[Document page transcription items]
┌────────

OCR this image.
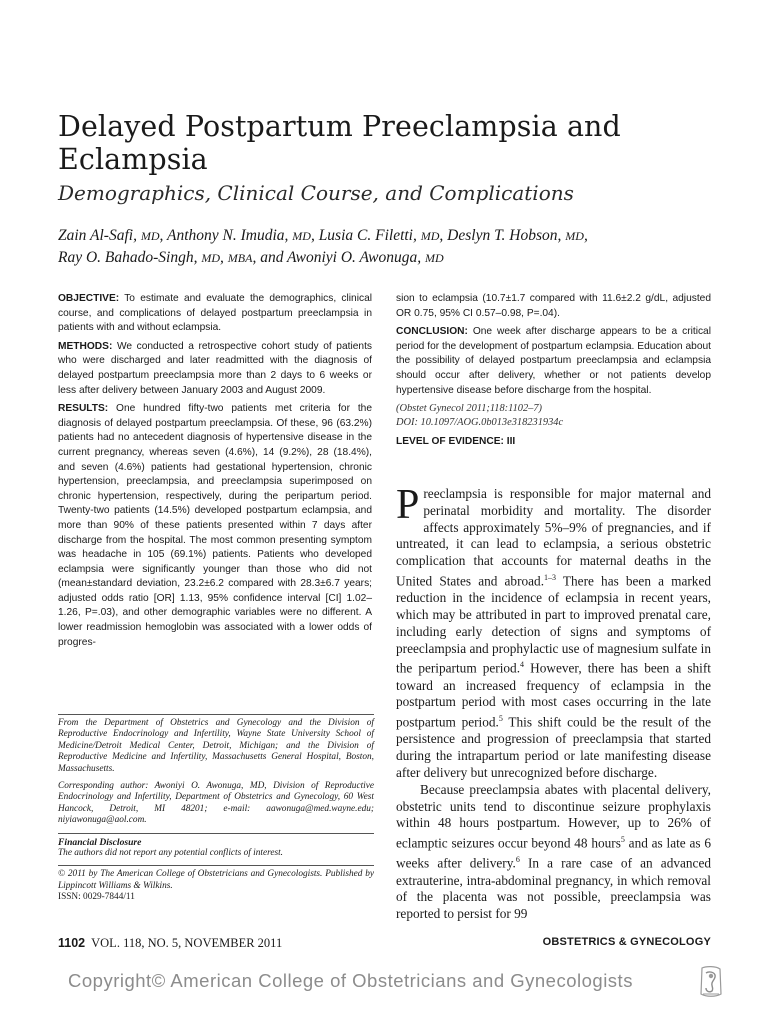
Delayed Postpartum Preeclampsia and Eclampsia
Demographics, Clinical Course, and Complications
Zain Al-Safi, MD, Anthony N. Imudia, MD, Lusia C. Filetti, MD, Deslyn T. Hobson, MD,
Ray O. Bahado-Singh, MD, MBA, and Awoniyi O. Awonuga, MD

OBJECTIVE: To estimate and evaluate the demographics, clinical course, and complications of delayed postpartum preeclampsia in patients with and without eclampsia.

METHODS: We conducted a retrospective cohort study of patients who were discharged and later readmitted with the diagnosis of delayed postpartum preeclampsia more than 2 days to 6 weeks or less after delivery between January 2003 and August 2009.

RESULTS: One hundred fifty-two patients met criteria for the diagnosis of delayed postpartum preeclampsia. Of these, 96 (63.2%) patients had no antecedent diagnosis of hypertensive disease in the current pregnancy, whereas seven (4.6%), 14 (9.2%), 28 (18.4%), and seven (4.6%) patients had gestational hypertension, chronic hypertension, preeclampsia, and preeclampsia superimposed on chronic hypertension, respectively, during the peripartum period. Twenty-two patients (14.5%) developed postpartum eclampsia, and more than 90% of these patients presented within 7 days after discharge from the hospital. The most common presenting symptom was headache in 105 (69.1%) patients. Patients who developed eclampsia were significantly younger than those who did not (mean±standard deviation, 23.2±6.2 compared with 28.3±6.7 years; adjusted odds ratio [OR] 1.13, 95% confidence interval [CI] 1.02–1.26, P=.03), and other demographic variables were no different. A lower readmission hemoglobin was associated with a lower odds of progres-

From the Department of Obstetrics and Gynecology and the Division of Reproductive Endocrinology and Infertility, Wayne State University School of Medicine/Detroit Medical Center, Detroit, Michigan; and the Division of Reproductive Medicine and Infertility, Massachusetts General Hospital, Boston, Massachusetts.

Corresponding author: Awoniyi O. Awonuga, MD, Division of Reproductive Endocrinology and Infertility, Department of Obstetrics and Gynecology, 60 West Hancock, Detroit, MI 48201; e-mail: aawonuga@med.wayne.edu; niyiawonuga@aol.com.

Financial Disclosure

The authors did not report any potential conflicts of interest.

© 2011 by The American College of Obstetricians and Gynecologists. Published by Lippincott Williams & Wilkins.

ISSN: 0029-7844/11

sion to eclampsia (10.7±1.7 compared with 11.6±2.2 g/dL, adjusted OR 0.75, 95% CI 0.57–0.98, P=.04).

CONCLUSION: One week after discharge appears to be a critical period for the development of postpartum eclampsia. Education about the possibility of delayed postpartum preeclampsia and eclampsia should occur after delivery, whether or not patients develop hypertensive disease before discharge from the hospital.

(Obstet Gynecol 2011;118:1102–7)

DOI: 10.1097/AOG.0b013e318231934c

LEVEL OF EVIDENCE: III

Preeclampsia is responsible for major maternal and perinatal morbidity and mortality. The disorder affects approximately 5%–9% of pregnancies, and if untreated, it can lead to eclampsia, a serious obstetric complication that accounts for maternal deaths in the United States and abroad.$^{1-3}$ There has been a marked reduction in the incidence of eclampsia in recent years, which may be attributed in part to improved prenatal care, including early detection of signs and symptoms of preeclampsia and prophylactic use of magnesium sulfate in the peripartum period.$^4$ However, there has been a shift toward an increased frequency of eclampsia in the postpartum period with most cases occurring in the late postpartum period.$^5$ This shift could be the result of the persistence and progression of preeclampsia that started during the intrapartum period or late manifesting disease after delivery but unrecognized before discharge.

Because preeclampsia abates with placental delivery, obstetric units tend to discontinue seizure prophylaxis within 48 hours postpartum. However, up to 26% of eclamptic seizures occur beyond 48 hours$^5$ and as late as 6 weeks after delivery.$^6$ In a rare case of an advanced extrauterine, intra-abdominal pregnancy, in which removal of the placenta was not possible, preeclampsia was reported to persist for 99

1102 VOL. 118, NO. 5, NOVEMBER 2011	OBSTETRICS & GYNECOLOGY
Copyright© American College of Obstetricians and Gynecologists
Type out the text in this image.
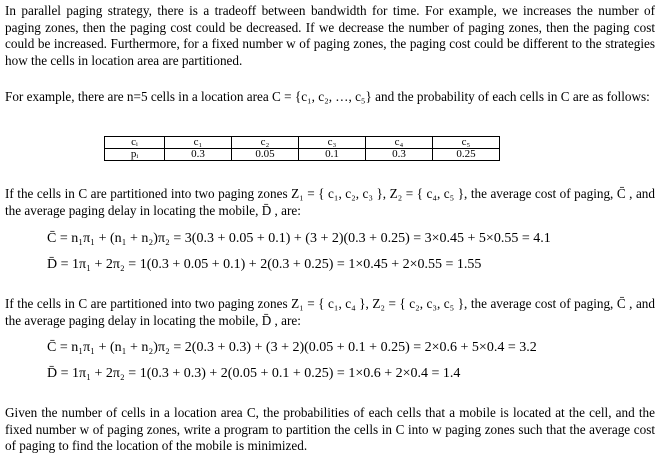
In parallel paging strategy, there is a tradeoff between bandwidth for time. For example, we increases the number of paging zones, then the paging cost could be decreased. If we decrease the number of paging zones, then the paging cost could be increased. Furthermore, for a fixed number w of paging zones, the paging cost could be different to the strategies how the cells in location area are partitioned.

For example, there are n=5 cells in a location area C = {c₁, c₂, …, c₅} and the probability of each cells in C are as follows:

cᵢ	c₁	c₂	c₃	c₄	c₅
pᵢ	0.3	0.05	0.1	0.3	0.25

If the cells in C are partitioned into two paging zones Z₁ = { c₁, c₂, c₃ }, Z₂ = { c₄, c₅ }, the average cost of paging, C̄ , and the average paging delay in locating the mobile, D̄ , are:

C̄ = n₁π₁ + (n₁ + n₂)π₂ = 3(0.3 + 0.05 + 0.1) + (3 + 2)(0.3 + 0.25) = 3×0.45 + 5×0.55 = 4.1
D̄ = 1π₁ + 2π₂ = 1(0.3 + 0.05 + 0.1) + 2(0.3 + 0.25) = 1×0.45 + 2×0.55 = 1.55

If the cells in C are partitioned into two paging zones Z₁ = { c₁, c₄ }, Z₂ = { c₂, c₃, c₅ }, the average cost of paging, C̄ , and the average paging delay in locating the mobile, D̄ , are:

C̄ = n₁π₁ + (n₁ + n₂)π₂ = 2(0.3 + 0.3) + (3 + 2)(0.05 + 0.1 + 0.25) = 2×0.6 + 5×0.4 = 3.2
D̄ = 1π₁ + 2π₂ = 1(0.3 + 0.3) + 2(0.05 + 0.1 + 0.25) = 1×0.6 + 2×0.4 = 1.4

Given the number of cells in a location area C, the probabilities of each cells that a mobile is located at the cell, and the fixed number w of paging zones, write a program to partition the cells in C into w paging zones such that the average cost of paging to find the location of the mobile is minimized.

└────────

= Work to complete =
A verbatim transcription of the records, pictures excluded, is the required output.

= Task solution =
OCR this image.
Delayed Postpartum Preeclampsia and Eclampsia
Demographics, Clinical Course, and Complications
Zain Al-Safi, MD, Anthony N. Imudia, MD, Lusia C. Filetti, MD, Deslyn T. Hobson, MD,
Ray O. Bahado-Singh, MD, MBA, and Awoniyi O. Awonuga, MD

OBJECTIVE: To estimate and evaluate the demographics, clinical course, and complications of delayed postpartum preeclampsia in patients with and without eclampsia.

METHODS: We conducted a retrospective cohort study of patients who were discharged and later readmitted with the diagnosis of delayed postpartum preeclampsia more than 2 days to 6 weeks or less after delivery between January 2003 and August 2009.

RESULTS: One hundred fifty-two patients met criteria for the diagnosis of delayed postpartum preeclampsia. Of these, 96 (63.2%) patients had no antecedent diagnosis of hypertensive disease in the current pregnancy, whereas seven (4.6%), 14 (9.2%), 28 (18.4%), and seven (4.6%) patients had gestational hypertension, chronic hypertension, preeclampsia, and preeclampsia superimposed on chronic hypertension, respectively, during the peripartum period. Twenty-two patients (14.5%) developed postpartum eclampsia, and more than 90% of these patients presented within 7 days after discharge from the hospital. The most common presenting symptom was headache in 105 (69.1%) patients. Patients who developed eclampsia were significantly younger than those who did not (mean±standard deviation, 23.2±6.2 compared with 28.3±6.7 years; adjusted odds ratio [OR] 1.13, 95% confidence interval [CI] 1.02–1.26, P=.03), and other demographic variables were no different. A lower readmission hemoglobin was associated with a lower odds of progres-

From the Department of Obstetrics and Gynecology and the Division of Reproductive Endocrinology and Infertility, Wayne State University School of Medicine/Detroit Medical Center, Detroit, Michigan; and the Division of Reproductive Medicine and Infertility, Massachusetts General Hospital, Boston, Massachusetts.

Corresponding author: Awoniyi O. Awonuga, MD, Division of Reproductive Endocrinology and Infertility, Department of Obstetrics and Gynecology, 60 West Hancock, Detroit, MI 48201; e-mail: aawonuga@med.wayne.edu; niyiawonuga@aol.com.

Financial Disclosure

The authors did not report any potential conflicts of interest.

© 2011 by The American College of Obstetricians and Gynecologists. Published by Lippincott Williams & Wilkins.

ISSN: 0029-7844/11

sion to eclampsia (10.7±1.7 compared with 11.6±2.2 g/dL, adjusted OR 0.75, 95% CI 0.57–0.98, P=.04).

CONCLUSION: One week after discharge appears to be a critical period for the development of postpartum eclampsia. Education about the possibility of delayed postpartum preeclampsia and eclampsia should occur after delivery, whether or not patients develop hypertensive disease before discharge from the hospital.

(Obstet Gynecol 2011;118:1102–7)

DOI: 10.1097/AOG.0b013e318231934c

LEVEL OF EVIDENCE: III

Preeclampsia is responsible for major maternal and perinatal morbidity and mortality. The disorder affects approximately 5%–9% of pregnancies, and if untreated, it can lead to eclampsia, a serious obstetric complication that accounts for maternal deaths in the United States and abroad.$^{1-3}$ There has been a marked reduction in the incidence of eclampsia in recent years, which may be attributed in part to improved prenatal care, including early detection of signs and symptoms of preeclampsia and prophylactic use of magnesium sulfate in the peripartum period.$^4$ However, there has been a shift toward an increased frequency of eclampsia in the postpartum period with most cases occurring in the late postpartum period.$^5$ This shift could be the result of the persistence and progression of preeclampsia that started during the intrapartum period or late manifesting disease after delivery but unrecognized before discharge.

Because preeclampsia abates with placental delivery, obstetric units tend to discontinue seizure prophylaxis within 48 hours postpartum. However, up to 26% of eclamptic seizures occur beyond 48 hours$^5$ and as late as 6 weeks after delivery.$^6$ In a rare case of an advanced extrauterine, intra-abdominal pregnancy, in which removal of the placenta was not possible, preeclampsia was reported to persist for 99

1102 VOL. 118, NO. 5, NOVEMBER 2011	OBSTETRICS & GYNECOLOGY
Copyright© American College of Obstetricians and Gynecologists
Type out the text in this image.
In parallel paging strategy, there is a tradeoff between bandwidth for time. For example, we increases the number of paging zones, then the paging cost could be decreased. If we decrease the number of paging zones, then the paging cost could be increased. Furthermore, for a fixed number w of paging zones, the paging cost could be different to the strategies how the cells in location area are partitioned.

For example, there are n=5 cells in a location area C = {c₁, c₂, …, c₅} and the probability of each cells in C are as follows:

cᵢ	c₁	c₂	c₃	c₄	c₅
pᵢ	0.3	0.05	0.1	0.3	0.25

If the cells in C are partitioned into two paging zones Z₁ = { c₁, c₂, c₃ }, Z₂ = { c₄, c₅ }, the average cost of paging, C̄ , and the average paging delay in locating the mobile, D̄ , are:

C̄ = n₁π₁ + (n₁ + n₂)π₂ = 3(0.3 + 0.05 + 0.1) + (3 + 2)(0.3 + 0.25) = 3×0.45 + 5×0.55 = 4.1
D̄ = 1π₁ + 2π₂ = 1(0.3 + 0.05 + 0.1) + 2(0.3 + 0.25) = 1×0.45 + 2×0.55 = 1.55

If the cells in C are partitioned into two paging zones Z₁ = { c₁, c₄ }, Z₂ = { c₂, c₃, c₅ }, the average cost of paging, C̄ , and the average paging delay in locating the mobile, D̄ , are:

C̄ = n₁π₁ + (n₁ + n₂)π₂ = 2(0.3 + 0.3) + (3 + 2)(0.05 + 0.1 + 0.25) = 2×0.6 + 5×0.4 = 3.2
D̄ = 1π₁ + 2π₂ = 1(0.3 + 0.3) + 2(0.05 + 0.1 + 0.25) = 1×0.6 + 2×0.4 = 1.4

Given the number of cells in a location area C, the probabilities of each cells that a mobile is located at the cell, and the fixed number w of paging zones, write a program to partition the cells in C into w paging zones such that the average cost of paging to find the location of the mobile is minimized.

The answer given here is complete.